◆ Work to be completed
Your task is to extract every line from the material below exactly.

— start Data section —

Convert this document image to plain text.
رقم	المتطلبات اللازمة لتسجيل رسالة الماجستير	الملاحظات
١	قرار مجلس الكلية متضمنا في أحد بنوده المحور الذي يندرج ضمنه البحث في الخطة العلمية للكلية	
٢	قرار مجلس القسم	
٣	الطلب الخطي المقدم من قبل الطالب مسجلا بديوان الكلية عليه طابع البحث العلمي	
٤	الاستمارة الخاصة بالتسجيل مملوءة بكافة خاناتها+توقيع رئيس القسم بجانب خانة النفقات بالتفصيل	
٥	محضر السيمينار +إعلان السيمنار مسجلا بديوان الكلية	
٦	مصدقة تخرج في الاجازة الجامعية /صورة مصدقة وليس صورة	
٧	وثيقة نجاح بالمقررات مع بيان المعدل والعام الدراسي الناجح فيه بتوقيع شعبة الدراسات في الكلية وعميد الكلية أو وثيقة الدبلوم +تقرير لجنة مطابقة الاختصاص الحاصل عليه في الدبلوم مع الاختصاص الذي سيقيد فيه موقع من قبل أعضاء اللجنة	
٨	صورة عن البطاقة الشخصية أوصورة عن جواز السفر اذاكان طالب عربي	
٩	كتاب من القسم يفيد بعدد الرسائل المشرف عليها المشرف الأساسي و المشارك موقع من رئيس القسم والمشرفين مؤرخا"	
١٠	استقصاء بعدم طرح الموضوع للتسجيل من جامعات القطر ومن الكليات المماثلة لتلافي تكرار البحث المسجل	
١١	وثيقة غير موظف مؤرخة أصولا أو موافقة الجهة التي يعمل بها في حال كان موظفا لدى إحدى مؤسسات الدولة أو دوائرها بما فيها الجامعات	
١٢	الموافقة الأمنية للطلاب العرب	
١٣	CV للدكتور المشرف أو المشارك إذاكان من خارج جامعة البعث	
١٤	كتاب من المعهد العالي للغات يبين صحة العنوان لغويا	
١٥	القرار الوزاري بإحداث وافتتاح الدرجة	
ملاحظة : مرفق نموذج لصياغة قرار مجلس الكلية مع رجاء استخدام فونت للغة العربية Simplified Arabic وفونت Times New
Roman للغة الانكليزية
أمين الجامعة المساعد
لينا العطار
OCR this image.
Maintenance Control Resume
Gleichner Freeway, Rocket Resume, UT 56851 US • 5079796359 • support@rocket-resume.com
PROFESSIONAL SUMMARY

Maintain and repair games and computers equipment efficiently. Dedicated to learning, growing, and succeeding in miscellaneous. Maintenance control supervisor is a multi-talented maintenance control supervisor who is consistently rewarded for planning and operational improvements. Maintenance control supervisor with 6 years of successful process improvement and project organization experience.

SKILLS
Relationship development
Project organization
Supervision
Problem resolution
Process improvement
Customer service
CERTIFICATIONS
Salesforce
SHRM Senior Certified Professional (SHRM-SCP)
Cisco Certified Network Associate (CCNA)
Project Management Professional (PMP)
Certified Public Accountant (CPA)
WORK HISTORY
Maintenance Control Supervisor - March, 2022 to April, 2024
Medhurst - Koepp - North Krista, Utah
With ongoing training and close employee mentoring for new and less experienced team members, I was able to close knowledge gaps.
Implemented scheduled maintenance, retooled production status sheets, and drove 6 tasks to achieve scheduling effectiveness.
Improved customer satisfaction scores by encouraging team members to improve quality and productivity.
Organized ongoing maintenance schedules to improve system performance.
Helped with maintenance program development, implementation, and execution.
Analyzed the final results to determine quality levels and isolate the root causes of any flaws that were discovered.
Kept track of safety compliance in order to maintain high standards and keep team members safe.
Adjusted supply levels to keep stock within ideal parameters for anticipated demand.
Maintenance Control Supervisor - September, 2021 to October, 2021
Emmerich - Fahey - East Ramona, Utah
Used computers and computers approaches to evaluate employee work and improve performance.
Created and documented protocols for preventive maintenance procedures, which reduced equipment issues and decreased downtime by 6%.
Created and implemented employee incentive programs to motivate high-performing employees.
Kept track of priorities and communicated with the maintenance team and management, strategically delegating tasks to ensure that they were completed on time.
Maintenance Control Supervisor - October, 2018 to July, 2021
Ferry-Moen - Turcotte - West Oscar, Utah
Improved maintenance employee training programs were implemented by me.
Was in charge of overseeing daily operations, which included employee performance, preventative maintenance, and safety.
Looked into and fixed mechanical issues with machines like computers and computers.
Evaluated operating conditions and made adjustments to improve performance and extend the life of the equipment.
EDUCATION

— end Data section —

◆ Reply
Convert this document image to plain text.
رقم	المتطلبات اللازمة لتسجيل رسالة الماجستير	الملاحظات
١	قرار مجلس الكلية متضمنا في أحد بنوده المحور الذي يندرج ضمنه البحث في الخطة العلمية للكلية	
٢	قرار مجلس القسم	
٣	الطلب الخطي المقدم من قبل الطالب مسجلا بديوان الكلية عليه طابع البحث العلمي	
٤	الاستمارة الخاصة بالتسجيل مملوءة بكافة خاناتها+توقيع رئيس القسم بجانب خانة النفقات بالتفصيل	
٥	محضر السيمينار +إعلان السيمنار مسجلا بديوان الكلية	
٦	مصدقة تخرج في الاجازة الجامعية /صورة مصدقة وليس صورة	
٧	وثيقة نجاح بالمقررات مع بيان المعدل والعام الدراسي الناجح فيه بتوقيع شعبة الدراسات في الكلية وعميد الكلية أو وثيقة الدبلوم +تقرير لجنة مطابقة الاختصاص الحاصل عليه في الدبلوم مع الاختصاص الذي سيقيد فيه موقع من قبل أعضاء اللجنة	
٨	صورة عن البطاقة الشخصية أوصورة عن جواز السفر اذاكان طالب عربي	
٩	كتاب من القسم يفيد بعدد الرسائل المشرف عليها المشرف الأساسي و المشارك موقع من رئيس القسم والمشرفين مؤرخا"	
١٠	استقصاء بعدم طرح الموضوع للتسجيل من جامعات القطر ومن الكليات المماثلة لتلافي تكرار البحث المسجل	
١١	وثيقة غير موظف مؤرخة أصولا أو موافقة الجهة التي يعمل بها في حال كان موظفا لدى إحدى مؤسسات الدولة أو دوائرها بما فيها الجامعات	
١٢	الموافقة الأمنية للطلاب العرب	
١٣	CV للدكتور المشرف أو المشارك إذاكان من خارج جامعة البعث	
١٤	كتاب من المعهد العالي للغات يبين صحة العنوان لغويا	
١٥	القرار الوزاري بإحداث وافتتاح الدرجة	
ملاحظة : مرفق نموذج لصياغة قرار مجلس الكلية مع رجاء استخدام فونت للغة العربية Simplified Arabic وفونت Times New
Roman للغة الانكليزية
أمين الجامعة المساعد
لينا العطار
OCR this image.
Maintenance Control Resume
Gleichner Freeway, Rocket Resume, UT 56851 US • 5079796359 • support@rocket-resume.com
PROFESSIONAL SUMMARY

Maintain and repair games and computers equipment efficiently. Dedicated to learning, growing, and succeeding in miscellaneous. Maintenance control supervisor is a multi-talented maintenance control supervisor who is consistently rewarded for planning and operational improvements. Maintenance control supervisor with 6 years of successful process improvement and project organization experience.

SKILLS
Relationship development
Project organization
Supervision
Problem resolution
Process improvement
Customer service
CERTIFICATIONS
Salesforce
SHRM Senior Certified Professional (SHRM-SCP)
Cisco Certified Network Associate (CCNA)
Project Management Professional (PMP)
Certified Public Accountant (CPA)
WORK HISTORY
Maintenance Control Supervisor - March, 2022 to April, 2024
Medhurst - Koepp - North Krista, Utah
With ongoing training and close employee mentoring for new and less experienced team members, I was able to close knowledge gaps.
Implemented scheduled maintenance, retooled production status sheets, and drove 6 tasks to achieve scheduling effectiveness.
Improved customer satisfaction scores by encouraging team members to improve quality and productivity.
Organized ongoing maintenance schedules to improve system performance.
Helped with maintenance program development, implementation, and execution.
Analyzed the final results to determine quality levels and isolate the root causes of any flaws that were discovered.
Kept track of safety compliance in order to maintain high standards and keep team members safe.
Adjusted supply levels to keep stock within ideal parameters for anticipated demand.
Maintenance Control Supervisor - September, 2021 to October, 2021
Emmerich - Fahey - East Ramona, Utah
Used computers and computers approaches to evaluate employee work and improve performance.
Created and documented protocols for preventive maintenance procedures, which reduced equipment issues and decreased downtime by 6%.
Created and implemented employee incentive programs to motivate high-performing employees.
Kept track of priorities and communicated with the maintenance team and management, strategically delegating tasks to ensure that they were completed on time.
Maintenance Control Supervisor - October, 2018 to July, 2021
Ferry-Moen - Turcotte - West Oscar, Utah
Improved maintenance employee training programs were implemented by me.
Was in charge of overseeing daily operations, which included employee performance, preventative maintenance, and safety.
Looked into and fixed mechanical issues with machines like computers and computers.
Evaluated operating conditions and made adjustments to improve performance and extend the life of the equipment.
EDUCATION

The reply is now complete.